Top of Records provided
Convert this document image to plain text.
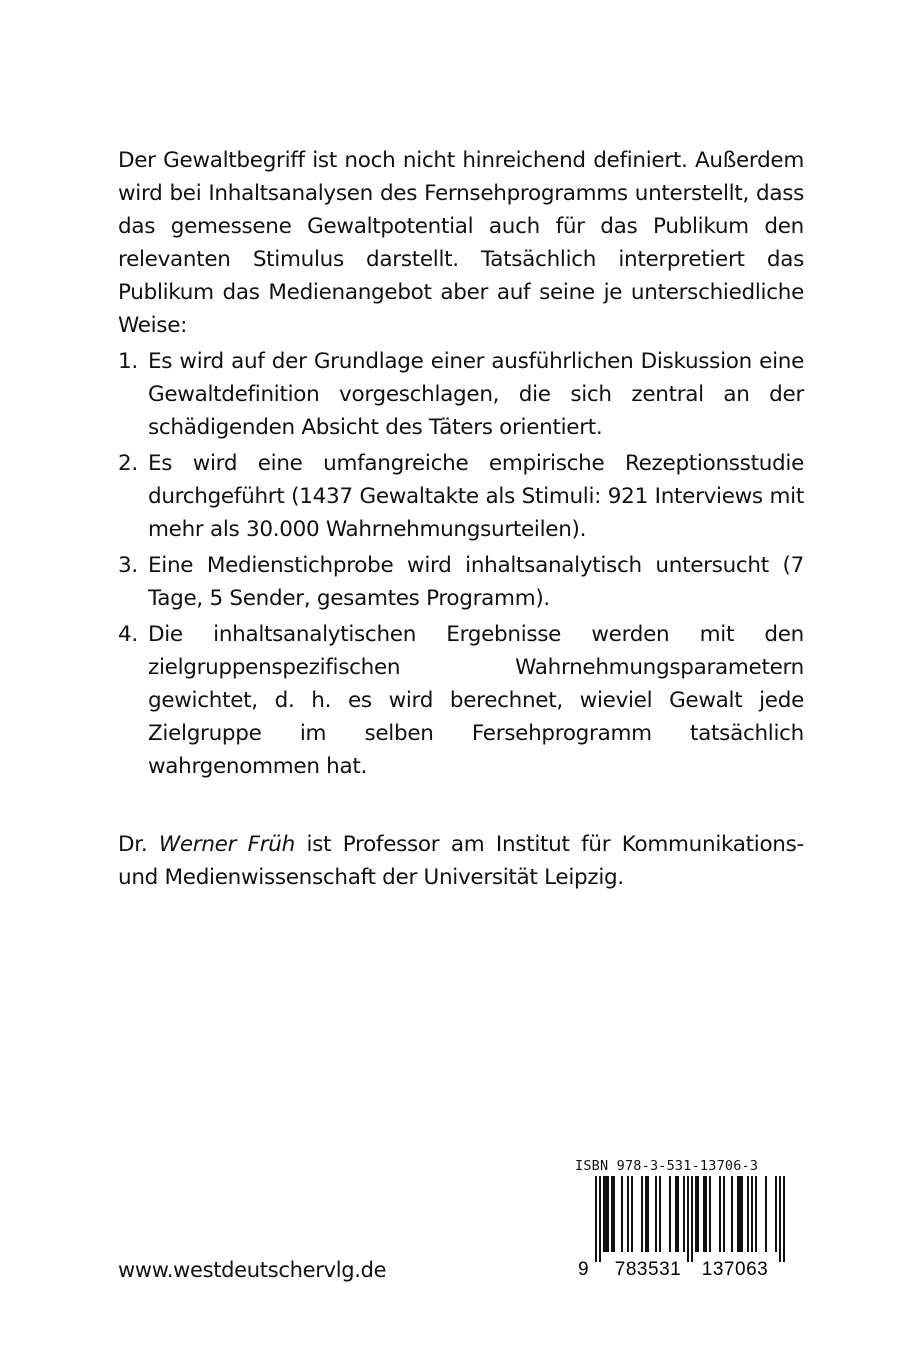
Der Gewaltbegriff ist noch nicht hinreichend definiert. Außerdem wird bei Inhaltsanalysen des Fernsehprogramms unterstellt, dass das gemessene Gewaltpotential auch für das Publikum den relevanten Stimulus darstellt. Tatsächlich interpretiert das Publikum das Medienangebot aber auf seine je unterschiedliche Weise:

1. Es wird auf der Grundlage einer ausführlichen Diskussion eine Gewaltdefinition vorgeschlagen, die sich zentral an der schädigenden Absicht des Täters orientiert.
2. Es wird eine umfangreiche empirische Rezeptionsstudie durchgeführt (1437 Gewaltakte als Stimuli: 921 Interviews mit mehr als 30.000 Wahrnehmungsurteilen).
3. Eine Medienstichprobe wird inhaltsanalytisch untersucht (7 Tage, 5 Sender, gesamtes Programm).
4. Die inhaltsanalytischen Ergebnisse werden mit den zielgruppenspezifischen Wahrnehmungsparametern gewichtet, d. h. es wird berechnet, wieviel Gewalt jede Zielgruppe im selben Fersehprogramm tatsächlich wahrgenommen hat.

Dr. Werner Früh ist Professor am Institut für Kommunikations- und Medienwissenschaft der Universität Leipzig.

www.westdeutschervlg.de
ISBN 978-3-531-13706-3
9 783531 137063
Bottom of Records provided
## What needs to be done
Transcribe each entry precisely as given, leaving the pictures out.

## Task solution
Convert this document image to plain text.
Der Gewaltbegriff ist noch nicht hinreichend definiert. Außerdem wird bei Inhaltsanalysen des Fernsehprogramms unterstellt, dass das gemessene Gewaltpotential auch für das Publikum den relevanten Stimulus darstellt. Tatsächlich interpretiert das Publikum das Medienangebot aber auf seine je unterschiedliche Weise:

1. Es wird auf der Grundlage einer ausführlichen Diskussion eine Gewaltdefinition vorgeschlagen, die sich zentral an der schädigenden Absicht des Täters orientiert.
2. Es wird eine umfangreiche empirische Rezeptionsstudie durchgeführt (1437 Gewaltakte als Stimuli: 921 Interviews mit mehr als 30.000 Wahrnehmungsurteilen).
3. Eine Medienstichprobe wird inhaltsanalytisch untersucht (7 Tage, 5 Sender, gesamtes Programm).
4. Die inhaltsanalytischen Ergebnisse werden mit den zielgruppenspezifischen Wahrnehmungsparametern gewichtet, d. h. es wird berechnet, wieviel Gewalt jede Zielgruppe im selben Fersehprogramm tatsächlich wahrgenommen hat.

Dr. Werner Früh ist Professor am Institut für Kommunikations- und Medienwissenschaft der Universität Leipzig.

www.westdeutschervlg.de
ISBN 978-3-531-13706-3
9 783531 137063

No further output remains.